No sirve de nada que le haga ver que está equivocado, que no vengo a robar nada sino a dar a conocer fuera la realidad de Arajuno y los kichwas. Que el racista es él, que es el único que está haciendo distinción de piel. Da igual que le demuestre que en España también tenemos cultura milenaria, naturaleza, sabiduría y grandes conocimientos. Tampoco sirve de nada que le explique que yo no tengo dinero, y que no por ser blanco y rubio y ojos azules o parecer gringo soy adinerado.Aunque le diga que el Inca era un imperio causante de la desaparición de cientos de culturas de Sudamérica, e incluso ellos, los kichwas, vinieron desde la sierra a la Amazonía desplazando y asimilando a otros pueblos como los záparas o los waorani.

Él suelta el discurso victimista y se va.

· · · · · · ·

> [Tareas a realizar]:
1/ Por favor, traduce al inglés esta oración del texto sobre Arajuno: «Él suelta el discurso victimista y se va.»
2/ Prosigue el texto sobre Arajuno a partir de su última oración.
Los registros no hacen falta aquí.

> [Datos por examinar]:
· · · · · · ·

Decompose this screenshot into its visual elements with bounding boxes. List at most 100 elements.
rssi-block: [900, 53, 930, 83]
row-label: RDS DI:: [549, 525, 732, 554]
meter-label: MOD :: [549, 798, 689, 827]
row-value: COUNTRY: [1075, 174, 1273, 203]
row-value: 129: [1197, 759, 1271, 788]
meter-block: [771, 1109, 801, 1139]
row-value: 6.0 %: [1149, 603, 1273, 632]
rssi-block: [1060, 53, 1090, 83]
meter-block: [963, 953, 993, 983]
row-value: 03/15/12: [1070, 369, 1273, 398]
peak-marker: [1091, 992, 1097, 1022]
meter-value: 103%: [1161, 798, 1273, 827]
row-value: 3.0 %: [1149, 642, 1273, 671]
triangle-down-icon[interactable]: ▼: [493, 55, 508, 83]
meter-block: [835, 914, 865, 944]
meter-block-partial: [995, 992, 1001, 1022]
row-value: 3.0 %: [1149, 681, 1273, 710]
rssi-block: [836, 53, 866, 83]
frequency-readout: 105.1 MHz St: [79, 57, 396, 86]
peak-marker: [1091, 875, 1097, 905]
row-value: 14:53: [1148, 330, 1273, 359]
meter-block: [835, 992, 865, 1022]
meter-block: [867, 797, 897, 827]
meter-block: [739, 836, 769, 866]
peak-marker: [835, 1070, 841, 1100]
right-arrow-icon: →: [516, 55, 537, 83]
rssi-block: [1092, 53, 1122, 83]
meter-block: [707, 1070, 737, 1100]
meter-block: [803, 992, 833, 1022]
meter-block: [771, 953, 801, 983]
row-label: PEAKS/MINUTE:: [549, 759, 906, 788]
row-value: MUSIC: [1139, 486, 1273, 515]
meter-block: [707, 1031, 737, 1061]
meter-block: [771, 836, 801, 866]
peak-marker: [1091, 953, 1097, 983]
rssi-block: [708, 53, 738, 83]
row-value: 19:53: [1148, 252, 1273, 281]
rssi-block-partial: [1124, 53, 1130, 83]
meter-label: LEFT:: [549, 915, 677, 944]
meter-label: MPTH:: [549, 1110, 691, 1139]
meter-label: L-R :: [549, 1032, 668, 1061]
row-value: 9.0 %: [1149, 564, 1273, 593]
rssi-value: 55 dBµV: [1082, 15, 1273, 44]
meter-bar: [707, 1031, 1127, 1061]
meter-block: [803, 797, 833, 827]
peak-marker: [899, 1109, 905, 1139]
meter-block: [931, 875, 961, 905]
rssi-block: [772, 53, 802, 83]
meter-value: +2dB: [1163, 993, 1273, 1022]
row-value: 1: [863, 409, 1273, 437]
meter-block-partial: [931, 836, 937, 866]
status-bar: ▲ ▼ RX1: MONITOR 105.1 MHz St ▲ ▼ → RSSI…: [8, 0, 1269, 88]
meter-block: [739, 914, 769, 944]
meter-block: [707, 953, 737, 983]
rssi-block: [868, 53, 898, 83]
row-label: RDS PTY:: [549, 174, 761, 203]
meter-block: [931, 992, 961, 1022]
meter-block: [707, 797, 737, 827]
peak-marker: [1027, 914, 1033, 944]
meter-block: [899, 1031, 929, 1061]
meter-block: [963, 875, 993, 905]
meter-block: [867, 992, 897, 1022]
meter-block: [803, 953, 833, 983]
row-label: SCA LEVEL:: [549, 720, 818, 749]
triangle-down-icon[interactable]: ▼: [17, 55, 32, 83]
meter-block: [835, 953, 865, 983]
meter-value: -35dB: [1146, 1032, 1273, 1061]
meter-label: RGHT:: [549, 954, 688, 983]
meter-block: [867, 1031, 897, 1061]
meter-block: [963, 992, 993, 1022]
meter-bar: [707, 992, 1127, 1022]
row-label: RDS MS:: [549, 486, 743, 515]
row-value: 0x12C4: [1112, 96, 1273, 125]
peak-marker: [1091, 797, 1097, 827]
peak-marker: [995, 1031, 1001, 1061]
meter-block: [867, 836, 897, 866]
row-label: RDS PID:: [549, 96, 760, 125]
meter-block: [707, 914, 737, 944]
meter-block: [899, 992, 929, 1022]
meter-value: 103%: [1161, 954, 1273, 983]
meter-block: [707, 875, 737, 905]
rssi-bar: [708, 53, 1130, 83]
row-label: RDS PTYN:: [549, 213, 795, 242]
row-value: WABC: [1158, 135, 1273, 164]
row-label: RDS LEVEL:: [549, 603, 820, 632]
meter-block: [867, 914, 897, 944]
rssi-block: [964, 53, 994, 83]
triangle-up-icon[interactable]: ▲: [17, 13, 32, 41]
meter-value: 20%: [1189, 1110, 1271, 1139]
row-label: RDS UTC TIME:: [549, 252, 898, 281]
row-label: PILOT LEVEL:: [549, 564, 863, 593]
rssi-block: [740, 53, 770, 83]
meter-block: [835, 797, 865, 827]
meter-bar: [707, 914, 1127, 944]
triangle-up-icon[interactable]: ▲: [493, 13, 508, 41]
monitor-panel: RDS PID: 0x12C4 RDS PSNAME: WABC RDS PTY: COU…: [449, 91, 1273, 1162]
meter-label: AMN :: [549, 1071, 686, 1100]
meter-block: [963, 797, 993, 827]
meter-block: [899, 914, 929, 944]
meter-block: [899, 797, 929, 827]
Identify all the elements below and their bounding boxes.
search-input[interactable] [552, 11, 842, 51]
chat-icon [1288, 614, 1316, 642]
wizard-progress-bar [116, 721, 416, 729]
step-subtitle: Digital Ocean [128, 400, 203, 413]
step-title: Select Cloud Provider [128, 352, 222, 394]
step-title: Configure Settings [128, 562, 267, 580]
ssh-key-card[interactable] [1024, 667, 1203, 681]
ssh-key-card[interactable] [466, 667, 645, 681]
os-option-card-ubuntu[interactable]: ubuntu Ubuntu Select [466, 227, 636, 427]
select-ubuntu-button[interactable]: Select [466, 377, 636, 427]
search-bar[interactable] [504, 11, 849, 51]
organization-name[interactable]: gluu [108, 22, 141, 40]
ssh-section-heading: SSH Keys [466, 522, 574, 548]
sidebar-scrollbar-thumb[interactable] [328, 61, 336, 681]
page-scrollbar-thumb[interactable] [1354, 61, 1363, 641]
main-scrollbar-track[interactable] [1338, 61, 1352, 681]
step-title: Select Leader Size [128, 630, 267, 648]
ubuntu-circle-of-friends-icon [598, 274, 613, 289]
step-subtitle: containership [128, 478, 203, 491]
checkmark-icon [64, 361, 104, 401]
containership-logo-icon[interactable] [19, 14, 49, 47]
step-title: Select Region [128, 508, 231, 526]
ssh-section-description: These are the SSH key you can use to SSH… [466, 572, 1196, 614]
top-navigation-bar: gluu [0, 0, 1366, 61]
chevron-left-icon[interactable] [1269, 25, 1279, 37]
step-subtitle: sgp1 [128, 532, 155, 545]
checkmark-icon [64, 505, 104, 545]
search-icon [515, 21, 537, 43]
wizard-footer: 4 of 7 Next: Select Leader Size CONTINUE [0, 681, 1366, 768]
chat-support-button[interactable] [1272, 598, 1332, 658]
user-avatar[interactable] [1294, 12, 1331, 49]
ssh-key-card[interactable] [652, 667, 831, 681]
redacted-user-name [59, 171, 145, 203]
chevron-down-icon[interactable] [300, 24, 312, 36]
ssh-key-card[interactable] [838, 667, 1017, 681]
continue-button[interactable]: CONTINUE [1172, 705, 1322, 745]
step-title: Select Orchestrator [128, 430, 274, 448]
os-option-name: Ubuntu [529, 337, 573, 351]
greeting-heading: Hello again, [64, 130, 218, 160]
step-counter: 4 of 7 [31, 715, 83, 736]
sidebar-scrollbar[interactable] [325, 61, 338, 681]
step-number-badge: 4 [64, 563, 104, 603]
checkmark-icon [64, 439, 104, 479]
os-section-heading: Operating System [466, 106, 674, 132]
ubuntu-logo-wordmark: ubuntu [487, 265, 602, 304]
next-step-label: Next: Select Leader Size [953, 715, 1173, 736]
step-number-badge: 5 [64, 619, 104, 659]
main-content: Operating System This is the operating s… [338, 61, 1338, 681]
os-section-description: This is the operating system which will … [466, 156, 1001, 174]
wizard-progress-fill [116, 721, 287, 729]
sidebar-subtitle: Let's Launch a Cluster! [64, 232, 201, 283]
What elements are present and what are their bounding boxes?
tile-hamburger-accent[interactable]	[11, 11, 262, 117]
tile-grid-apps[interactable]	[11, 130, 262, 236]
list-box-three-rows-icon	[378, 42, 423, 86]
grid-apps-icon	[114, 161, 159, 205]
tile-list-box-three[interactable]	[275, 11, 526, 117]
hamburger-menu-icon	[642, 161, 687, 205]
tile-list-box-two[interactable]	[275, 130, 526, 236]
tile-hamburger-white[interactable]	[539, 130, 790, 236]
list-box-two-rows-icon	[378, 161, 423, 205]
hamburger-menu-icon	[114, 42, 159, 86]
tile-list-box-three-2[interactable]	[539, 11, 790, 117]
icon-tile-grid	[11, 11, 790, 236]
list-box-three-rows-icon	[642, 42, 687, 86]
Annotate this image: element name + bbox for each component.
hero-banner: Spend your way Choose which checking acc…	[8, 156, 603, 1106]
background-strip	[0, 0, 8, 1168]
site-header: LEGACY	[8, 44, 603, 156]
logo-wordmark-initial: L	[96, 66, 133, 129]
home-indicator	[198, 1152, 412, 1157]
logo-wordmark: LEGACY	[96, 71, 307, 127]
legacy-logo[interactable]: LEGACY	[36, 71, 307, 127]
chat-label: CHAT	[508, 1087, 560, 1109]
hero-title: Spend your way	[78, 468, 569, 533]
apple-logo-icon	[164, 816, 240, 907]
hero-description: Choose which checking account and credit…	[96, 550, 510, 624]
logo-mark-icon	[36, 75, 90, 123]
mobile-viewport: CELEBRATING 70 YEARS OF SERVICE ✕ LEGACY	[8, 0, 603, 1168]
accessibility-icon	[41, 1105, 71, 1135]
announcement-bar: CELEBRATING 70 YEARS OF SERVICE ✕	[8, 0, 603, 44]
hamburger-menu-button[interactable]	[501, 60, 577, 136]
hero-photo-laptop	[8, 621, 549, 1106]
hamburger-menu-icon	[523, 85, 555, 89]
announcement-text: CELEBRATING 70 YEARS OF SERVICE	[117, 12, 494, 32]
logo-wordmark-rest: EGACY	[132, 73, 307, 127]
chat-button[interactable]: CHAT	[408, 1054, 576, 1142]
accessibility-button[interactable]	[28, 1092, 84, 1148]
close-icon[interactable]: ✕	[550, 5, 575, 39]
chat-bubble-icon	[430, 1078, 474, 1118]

· · · · · · ·

> [Respuestas]:
1/ He launches into his victim speech and walks off.

2/
Mi cabeza orbita entre las amenazas y los datos importantes sobre esto que veo, ya que no será la última vez que escuche este discurso. Aquí hay mucha gente perdida, sin saber dónde está el problema que empieza por ellos, sin iniciativa para cambiar, inclinados a la discusión y escisión interna por afán de protagonismo o por corrupción de los dirigentes. Abocados al alcoholismo, afectados por un machismo virulento que les contamina el alma. Están asediados por la vida “exterior”. Se gastan el dinero en beber y en gasolina para dar vueltas y vueltas y vueltas por el pueblo y el bosque. Matan, saquean y ensucian la selva.

No encuentran a su enemigo y no comprenden que el mayor enemigo está dentro de su pecho.

Las sirenas de la Amazonía

La zoofilia entre grupos humanos muy apegados a la naturaleza no es algo que me sea extraño. En España podría hablarse del excesivo amor a sus animales de los cabreros, en Ecuador en su caso están los manabitas y su obsesión por perder la virginidad con una burra. Pero el caso más extraordinario que escuché jamás es el del pueblo Cofán y los delfines rosados.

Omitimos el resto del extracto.